▶ Stated problem
Copy each line exactly. Drop every picture.

▶ Supplied information
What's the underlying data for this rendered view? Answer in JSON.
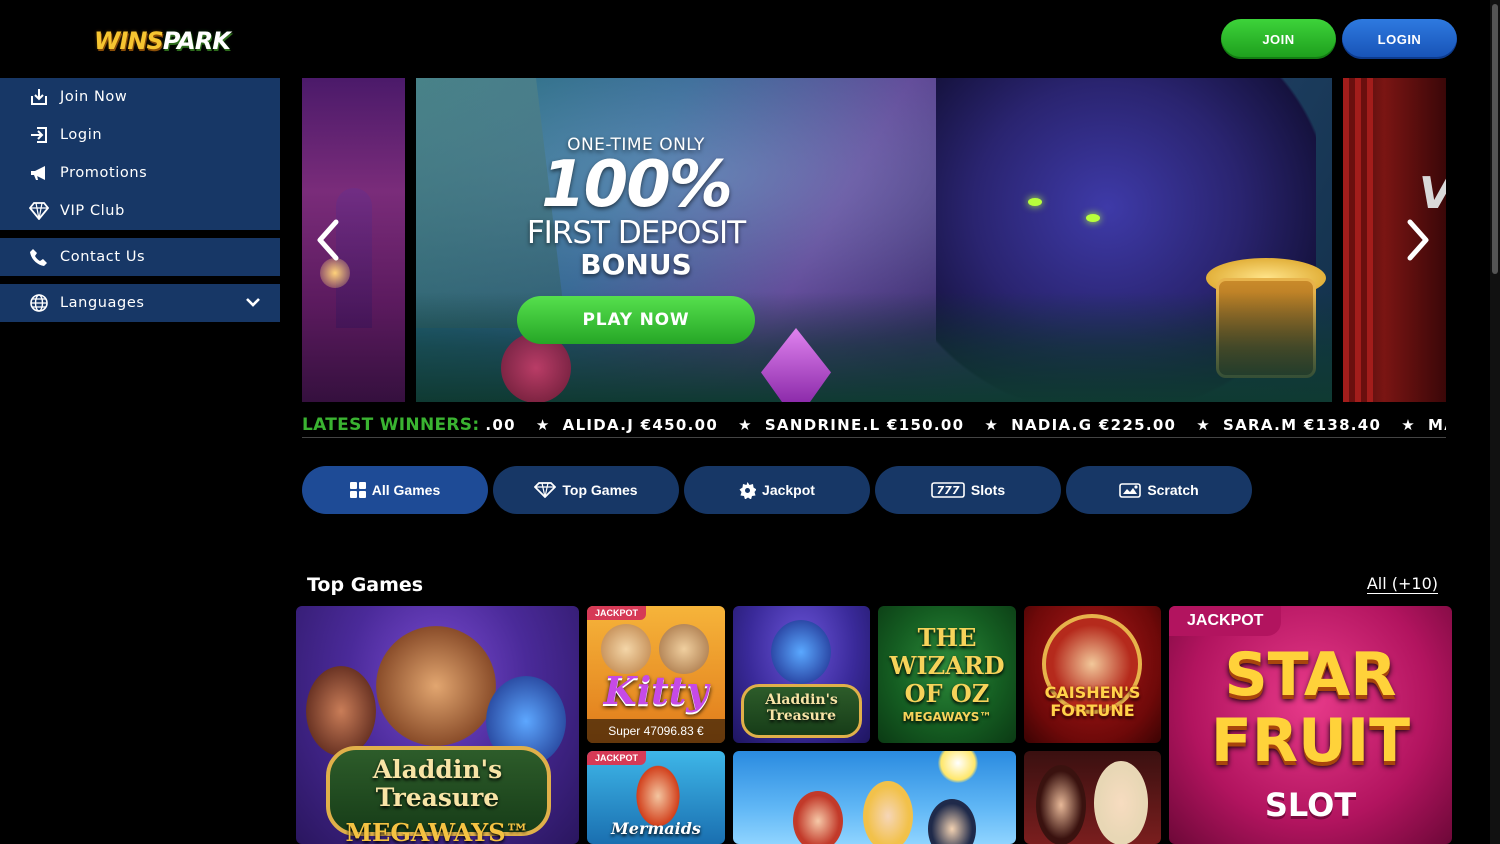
{
  "header": {
    "logo_text_a": "WINS",
    "logo_text_b": "PARK",
    "join_label": "JOIN",
    "login_label": "LOGIN"
  },
  "sidebar": {
    "items": [
      {
        "label": "Join Now",
        "icon": "join-icon"
      },
      {
        "label": "Login",
        "icon": "login-icon"
      },
      {
        "label": "Promotions",
        "icon": "megaphone-icon"
      },
      {
        "label": "VIP Club",
        "icon": "diamond-icon"
      }
    ],
    "contact_label": "Contact Us",
    "languages_label": "Languages"
  },
  "banner": {
    "line1": "ONE-TIME ONLY",
    "line2": "100%",
    "line3": "FIRST DEPOSIT",
    "line4": "BONUS",
    "cta": "PLAY NOW",
    "next_slide_letter": "V"
  },
  "ticker": {
    "label": "LATEST WINNERS:",
    "lead": ".00",
    "entries": [
      {
        "name": "ALIDA.J",
        "amount": "€450.00"
      },
      {
        "name": "SANDRINE.L",
        "amount": "€150.00"
      },
      {
        "name": "NADIA.G",
        "amount": "€225.00"
      },
      {
        "name": "SARA.M",
        "amount": "€138.40"
      },
      {
        "name": "MARIA.D",
        "amount": ""
      }
    ]
  },
  "tabs": [
    {
      "label": "All Games",
      "icon": "grid-icon",
      "active": true
    },
    {
      "label": "Top Games",
      "icon": "diamond-icon",
      "active": false
    },
    {
      "label": "Jackpot",
      "icon": "gear-icon",
      "active": false
    },
    {
      "label": "Slots",
      "icon": "slots-777-icon",
      "active": false
    },
    {
      "label": "Scratch",
      "icon": "scratch-card-icon",
      "active": false
    }
  ],
  "games_section": {
    "title": "Top Games",
    "all_link": "All (+10)",
    "games": [
      {
        "title": "Aladdin's Treasure",
        "subtitle": "MEGAWAYS™"
      },
      {
        "title": "Kitty",
        "jackpot_tag": "JACKPOT",
        "jackpot_value": "Super 47096.83 €"
      },
      {
        "title": "Aladdin's Treasure"
      },
      {
        "title": "THE WIZARD OF OZ",
        "subtitle": "MEGAWAYS™"
      },
      {
        "title": "CAISHEN'S FORTUNE"
      },
      {
        "title": "STAR FRUIT",
        "subtitle": "SLOT",
        "jackpot_tag": "JACKPOT"
      },
      {
        "title": "Mermaids",
        "jackpot_tag": "JACKPOT"
      }
    ]
  },
  "colors": {
    "sidebar_bg": "#173766",
    "tab_active": "#1e4b96",
    "join_green": "#2bb92a",
    "login_blue": "#1f66cc",
    "winners_green": "#3ab331"
  }
}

▶ Expected answer
What's the underlying data for this rendered view? Answer in JSON.
{
  "header": {
    "logo_text_a": "WINS",
    "logo_text_b": "PARK",
    "join_label": "JOIN",
    "login_label": "LOGIN"
  },
  "sidebar": {
    "items": [
      {
        "label": "Join Now",
        "icon": "join-icon"
      },
      {
        "label": "Login",
        "icon": "login-icon"
      },
      {
        "label": "Promotions",
        "icon": "megaphone-icon"
      },
      {
        "label": "VIP Club",
        "icon": "diamond-icon"
      }
    ],
    "contact_label": "Contact Us",
    "languages_label": "Languages"
  },
  "banner": {
    "line1": "ONE-TIME ONLY",
    "line2": "100%",
    "line3": "FIRST DEPOSIT",
    "line4": "BONUS",
    "cta": "PLAY NOW",
    "next_slide_letter": "V"
  },
  "ticker": {
    "label": "LATEST WINNERS:",
    "lead": ".00",
    "entries": [
      {
        "name": "ALIDA.J",
        "amount": "€450.00"
      },
      {
        "name": "SANDRINE.L",
        "amount": "€150.00"
      },
      {
        "name": "NADIA.G",
        "amount": "€225.00"
      },
      {
        "name": "SARA.M",
        "amount": "€138.40"
      },
      {
        "name": "MARIA.D",
        "amount": ""
      }
    ]
  },
  "tabs": [
    {
      "label": "All Games",
      "icon": "grid-icon",
      "active": true
    },
    {
      "label": "Top Games",
      "icon": "diamond-icon",
      "active": false
    },
    {
      "label": "Jackpot",
      "icon": "gear-icon",
      "active": false
    },
    {
      "label": "Slots",
      "icon": "slots-777-icon",
      "active": false
    },
    {
      "label": "Scratch",
      "icon": "scratch-card-icon",
      "active": false
    }
  ],
  "games_section": {
    "title": "Top Games",
    "all_link": "All (+10)",
    "games": [
      {
        "title": "Aladdin's Treasure",
        "subtitle": "MEGAWAYS™"
      },
      {
        "title": "Kitty",
        "jackpot_tag": "JACKPOT",
        "jackpot_value": "Super 47096.83 €"
      },
      {
        "title": "Aladdin's Treasure"
      },
      {
        "title": "THE WIZARD OF OZ",
        "subtitle": "MEGAWAYS™"
      },
      {
        "title": "CAISHEN'S FORTUNE"
      },
      {
        "title": "STAR FRUIT",
        "subtitle": "SLOT",
        "jackpot_tag": "JACKPOT"
      },
      {
        "title": "Mermaids",
        "jackpot_tag": "JACKPOT"
      }
    ]
  },
  "colors": {
    "sidebar_bg": "#173766",
    "tab_active": "#1e4b96",
    "join_green": "#2bb92a",
    "login_blue": "#1f66cc",
    "winners_green": "#3ab331"
  }
}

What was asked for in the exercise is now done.